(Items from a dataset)
## start

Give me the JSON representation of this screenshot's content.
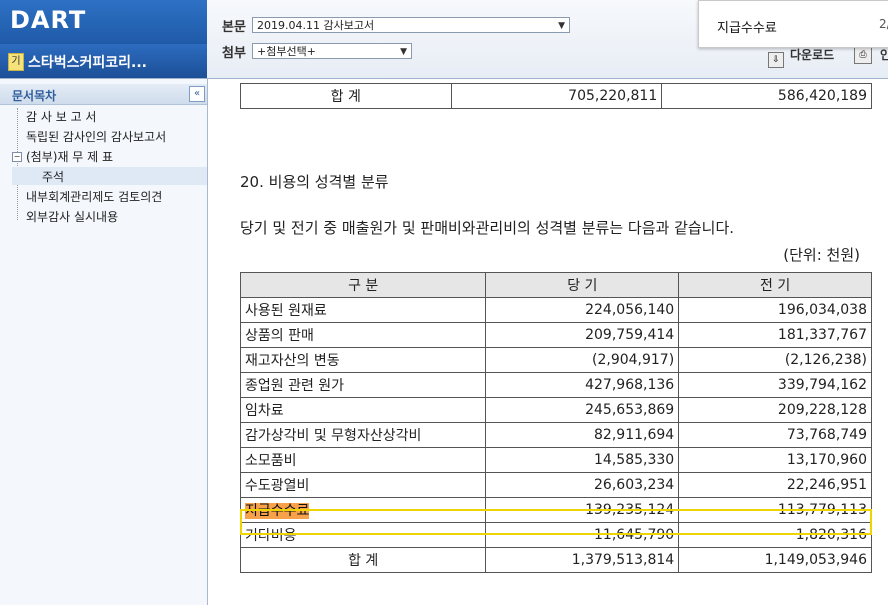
{
  "header": {
    "logo_text": "DART",
    "company_name": "스타벅스커피코리...",
    "company_icon": "기",
    "report_label": "본문",
    "report_value": "2019.04.11  감사보고서",
    "attach_label": "첨부",
    "attach_value": "+첨부선택+",
    "download_label": "다운로드",
    "print_label": "인"
  },
  "search_popup": {
    "query": "지급수수료",
    "count": "2/"
  },
  "sidebar": {
    "title": "문서목차",
    "collapse_symbol": "«",
    "items": [
      {
        "label": "감 사 보 고 서"
      },
      {
        "label": "독립된 감사인의 감사보고서"
      },
      {
        "label": "(첨부)재 무 제 표",
        "expand": "−"
      },
      {
        "label": "주석"
      },
      {
        "label": "내부회계관리제도 검토의견"
      },
      {
        "label": "외부감사 실시내용"
      }
    ]
  },
  "document": {
    "top_total": {
      "label": "합    계",
      "current": "705,220,811",
      "prior": "586,420,189"
    },
    "section_title": "20. 비용의 성격별 분류",
    "description": "당기 및 전기 중 매출원가 및 판매비와관리비의 성격별 분류는 다음과 같습니다.",
    "unit": "(단위: 천원)",
    "table": {
      "headers": [
        "구    분",
        "당    기",
        "전    기"
      ],
      "rows": [
        {
          "label": "사용된 원재료",
          "current": "224,056,140",
          "prior": "196,034,038"
        },
        {
          "label": "상품의 판매",
          "current": "209,759,414",
          "prior": "181,337,767"
        },
        {
          "label": "재고자산의 변동",
          "current": "(2,904,917)",
          "prior": "(2,126,238)"
        },
        {
          "label": "종업원 관련 원가",
          "current": "427,968,136",
          "prior": "339,794,162"
        },
        {
          "label": "임차료",
          "current": "245,653,869",
          "prior": "209,228,128"
        },
        {
          "label": "감가상각비 및 무형자산상각비",
          "current": "82,911,694",
          "prior": "73,768,749"
        },
        {
          "label": "소모품비",
          "current": "14,585,330",
          "prior": "13,170,960"
        },
        {
          "label": "수도광열비",
          "current": "26,603,234",
          "prior": "22,246,951"
        },
        {
          "label": "지급수수료",
          "current": "139,235,124",
          "prior": "113,779,113"
        },
        {
          "label": "기타비용",
          "current": "11,645,790",
          "prior": "1,820,316"
        }
      ],
      "total": {
        "label": "합    계",
        "current": "1,379,513,814",
        "prior": "1,149,053,946"
      }
    }
  },
  "colors": {
    "header_blue": "#1f5aa8",
    "search_highlight": "#f7a24a",
    "match_box": "#f0d400"
  }
}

## end

Each line in the listing above that contains "감사보고서" should be copied.

    "report_value": "2019.04.11  감사보고서",
        "label": "독립된 감사인의 감사보고서"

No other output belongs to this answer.